Exercise description » What is the number of lines in these entries that contain "cMpc"? State it alone.
Start Records shown
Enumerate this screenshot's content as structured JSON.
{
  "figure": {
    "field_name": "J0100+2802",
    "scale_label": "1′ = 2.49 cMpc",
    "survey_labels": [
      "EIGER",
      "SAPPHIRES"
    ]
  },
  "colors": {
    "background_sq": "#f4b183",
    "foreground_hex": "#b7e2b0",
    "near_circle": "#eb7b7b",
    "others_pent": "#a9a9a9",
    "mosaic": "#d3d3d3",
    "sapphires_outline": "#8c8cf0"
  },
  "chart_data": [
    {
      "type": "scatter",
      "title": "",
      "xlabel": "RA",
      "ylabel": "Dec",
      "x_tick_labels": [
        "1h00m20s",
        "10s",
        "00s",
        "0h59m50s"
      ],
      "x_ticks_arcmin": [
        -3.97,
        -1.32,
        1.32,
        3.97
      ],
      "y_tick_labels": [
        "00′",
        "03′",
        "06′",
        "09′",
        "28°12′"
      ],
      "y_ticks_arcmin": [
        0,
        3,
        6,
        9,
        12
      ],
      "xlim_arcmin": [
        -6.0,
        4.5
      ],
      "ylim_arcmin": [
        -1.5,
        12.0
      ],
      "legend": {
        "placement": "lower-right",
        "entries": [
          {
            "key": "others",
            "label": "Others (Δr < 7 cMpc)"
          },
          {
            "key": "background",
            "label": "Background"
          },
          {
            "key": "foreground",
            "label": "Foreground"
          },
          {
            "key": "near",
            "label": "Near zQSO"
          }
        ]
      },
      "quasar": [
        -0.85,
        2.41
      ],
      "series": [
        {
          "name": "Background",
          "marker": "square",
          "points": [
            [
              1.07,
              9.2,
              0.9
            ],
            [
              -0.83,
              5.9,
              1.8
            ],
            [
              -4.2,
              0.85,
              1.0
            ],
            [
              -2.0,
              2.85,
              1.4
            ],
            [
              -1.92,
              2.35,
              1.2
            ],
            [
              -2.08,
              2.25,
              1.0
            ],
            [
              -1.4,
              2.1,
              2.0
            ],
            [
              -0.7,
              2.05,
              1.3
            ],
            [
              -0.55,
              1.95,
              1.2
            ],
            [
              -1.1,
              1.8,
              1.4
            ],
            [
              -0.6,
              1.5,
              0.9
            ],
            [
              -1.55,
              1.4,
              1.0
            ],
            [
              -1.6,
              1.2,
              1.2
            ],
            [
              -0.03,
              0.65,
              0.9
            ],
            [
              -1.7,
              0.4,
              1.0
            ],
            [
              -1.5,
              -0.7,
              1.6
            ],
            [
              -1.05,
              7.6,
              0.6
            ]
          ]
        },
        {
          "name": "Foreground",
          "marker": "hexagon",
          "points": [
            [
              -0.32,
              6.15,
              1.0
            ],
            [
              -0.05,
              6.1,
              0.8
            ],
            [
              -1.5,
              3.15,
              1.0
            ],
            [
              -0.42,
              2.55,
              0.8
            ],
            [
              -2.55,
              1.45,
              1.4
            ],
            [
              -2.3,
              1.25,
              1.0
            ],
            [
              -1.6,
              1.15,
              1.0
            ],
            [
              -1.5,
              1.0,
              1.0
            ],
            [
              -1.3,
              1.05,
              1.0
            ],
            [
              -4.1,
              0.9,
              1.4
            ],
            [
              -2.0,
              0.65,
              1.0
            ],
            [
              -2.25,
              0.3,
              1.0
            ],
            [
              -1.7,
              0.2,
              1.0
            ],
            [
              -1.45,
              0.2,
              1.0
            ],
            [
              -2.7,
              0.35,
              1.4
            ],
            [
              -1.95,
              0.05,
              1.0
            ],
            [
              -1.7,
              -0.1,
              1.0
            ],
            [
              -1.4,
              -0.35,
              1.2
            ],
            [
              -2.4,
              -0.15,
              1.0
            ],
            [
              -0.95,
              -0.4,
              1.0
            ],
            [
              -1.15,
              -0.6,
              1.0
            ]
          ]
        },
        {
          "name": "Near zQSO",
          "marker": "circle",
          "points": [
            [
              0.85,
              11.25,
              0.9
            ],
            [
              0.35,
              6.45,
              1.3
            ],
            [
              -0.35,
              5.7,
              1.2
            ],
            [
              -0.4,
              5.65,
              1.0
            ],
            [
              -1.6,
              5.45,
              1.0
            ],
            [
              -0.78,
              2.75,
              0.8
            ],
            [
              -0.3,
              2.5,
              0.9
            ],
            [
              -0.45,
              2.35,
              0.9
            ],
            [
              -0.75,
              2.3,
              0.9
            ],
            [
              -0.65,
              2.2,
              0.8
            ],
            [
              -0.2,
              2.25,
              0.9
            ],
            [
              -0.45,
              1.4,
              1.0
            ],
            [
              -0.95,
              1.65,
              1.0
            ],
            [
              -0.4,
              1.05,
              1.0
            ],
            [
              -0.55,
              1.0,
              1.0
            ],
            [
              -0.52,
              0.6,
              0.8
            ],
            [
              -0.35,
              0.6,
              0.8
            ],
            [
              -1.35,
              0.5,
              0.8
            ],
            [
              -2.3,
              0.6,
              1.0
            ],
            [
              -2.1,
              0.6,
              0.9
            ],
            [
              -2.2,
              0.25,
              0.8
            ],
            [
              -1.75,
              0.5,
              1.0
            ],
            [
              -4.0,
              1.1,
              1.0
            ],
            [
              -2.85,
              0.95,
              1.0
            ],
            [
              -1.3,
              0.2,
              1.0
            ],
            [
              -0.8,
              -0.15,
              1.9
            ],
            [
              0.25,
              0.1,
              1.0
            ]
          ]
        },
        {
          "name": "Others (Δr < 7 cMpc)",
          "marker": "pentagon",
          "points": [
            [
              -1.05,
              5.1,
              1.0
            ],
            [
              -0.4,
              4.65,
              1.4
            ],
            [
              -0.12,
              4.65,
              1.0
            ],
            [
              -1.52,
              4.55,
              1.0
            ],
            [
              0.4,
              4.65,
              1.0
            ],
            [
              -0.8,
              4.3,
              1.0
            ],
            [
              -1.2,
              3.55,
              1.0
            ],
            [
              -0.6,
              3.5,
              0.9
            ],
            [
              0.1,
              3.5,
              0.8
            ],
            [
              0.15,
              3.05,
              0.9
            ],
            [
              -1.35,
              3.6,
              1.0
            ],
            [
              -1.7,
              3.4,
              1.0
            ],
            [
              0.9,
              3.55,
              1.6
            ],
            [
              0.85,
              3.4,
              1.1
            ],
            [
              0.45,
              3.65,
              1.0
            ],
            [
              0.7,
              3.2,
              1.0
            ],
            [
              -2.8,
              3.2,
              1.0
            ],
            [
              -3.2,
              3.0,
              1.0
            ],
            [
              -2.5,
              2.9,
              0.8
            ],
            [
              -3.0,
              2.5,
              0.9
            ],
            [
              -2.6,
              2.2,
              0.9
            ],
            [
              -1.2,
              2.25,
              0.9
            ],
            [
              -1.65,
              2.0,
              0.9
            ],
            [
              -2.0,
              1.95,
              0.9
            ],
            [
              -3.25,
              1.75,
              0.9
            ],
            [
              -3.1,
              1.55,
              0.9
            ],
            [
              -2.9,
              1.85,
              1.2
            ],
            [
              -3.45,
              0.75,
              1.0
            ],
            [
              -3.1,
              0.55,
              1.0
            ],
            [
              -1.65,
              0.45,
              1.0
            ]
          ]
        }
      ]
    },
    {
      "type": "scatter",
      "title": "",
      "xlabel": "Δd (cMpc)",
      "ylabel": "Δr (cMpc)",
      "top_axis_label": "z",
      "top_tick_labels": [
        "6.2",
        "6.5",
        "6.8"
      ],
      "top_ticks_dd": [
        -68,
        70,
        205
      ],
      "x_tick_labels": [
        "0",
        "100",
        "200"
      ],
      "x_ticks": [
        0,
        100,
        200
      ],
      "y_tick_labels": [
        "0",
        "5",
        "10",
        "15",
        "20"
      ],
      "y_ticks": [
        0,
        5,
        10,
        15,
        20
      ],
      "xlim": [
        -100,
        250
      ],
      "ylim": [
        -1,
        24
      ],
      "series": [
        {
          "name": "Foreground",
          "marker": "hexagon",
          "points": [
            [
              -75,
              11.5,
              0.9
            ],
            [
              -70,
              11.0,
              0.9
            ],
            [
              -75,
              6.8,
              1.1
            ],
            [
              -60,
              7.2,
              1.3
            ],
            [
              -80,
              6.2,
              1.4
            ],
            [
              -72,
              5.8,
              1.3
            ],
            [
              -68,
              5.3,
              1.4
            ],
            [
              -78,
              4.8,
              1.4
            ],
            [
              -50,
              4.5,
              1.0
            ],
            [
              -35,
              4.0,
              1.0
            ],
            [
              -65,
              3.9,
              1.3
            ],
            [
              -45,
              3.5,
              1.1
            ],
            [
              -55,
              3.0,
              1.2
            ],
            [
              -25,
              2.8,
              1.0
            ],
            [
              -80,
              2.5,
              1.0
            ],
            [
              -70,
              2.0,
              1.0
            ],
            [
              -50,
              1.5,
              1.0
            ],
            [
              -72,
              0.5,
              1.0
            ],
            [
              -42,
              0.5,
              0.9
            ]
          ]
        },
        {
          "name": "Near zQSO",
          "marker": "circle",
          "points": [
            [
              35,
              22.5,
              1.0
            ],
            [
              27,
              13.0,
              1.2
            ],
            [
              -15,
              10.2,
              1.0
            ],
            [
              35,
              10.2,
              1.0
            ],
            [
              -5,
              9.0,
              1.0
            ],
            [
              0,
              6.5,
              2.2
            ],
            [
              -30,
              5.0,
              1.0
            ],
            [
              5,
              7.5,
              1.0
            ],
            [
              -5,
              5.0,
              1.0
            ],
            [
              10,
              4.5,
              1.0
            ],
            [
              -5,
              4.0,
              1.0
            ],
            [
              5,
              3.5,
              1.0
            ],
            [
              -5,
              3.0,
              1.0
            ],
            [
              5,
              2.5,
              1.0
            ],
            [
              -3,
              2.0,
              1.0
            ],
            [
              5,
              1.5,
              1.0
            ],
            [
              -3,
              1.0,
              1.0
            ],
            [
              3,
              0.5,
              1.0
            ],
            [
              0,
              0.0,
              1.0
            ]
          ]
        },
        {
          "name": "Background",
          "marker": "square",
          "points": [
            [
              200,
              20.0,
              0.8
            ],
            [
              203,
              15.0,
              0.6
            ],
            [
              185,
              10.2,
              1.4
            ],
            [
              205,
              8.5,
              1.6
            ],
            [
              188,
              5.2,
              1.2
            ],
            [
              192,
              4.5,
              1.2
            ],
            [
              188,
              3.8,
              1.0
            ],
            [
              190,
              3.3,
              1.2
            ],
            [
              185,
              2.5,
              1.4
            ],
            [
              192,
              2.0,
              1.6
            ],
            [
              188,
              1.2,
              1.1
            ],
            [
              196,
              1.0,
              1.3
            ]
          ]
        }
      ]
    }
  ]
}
End Records shown
Correct response » 5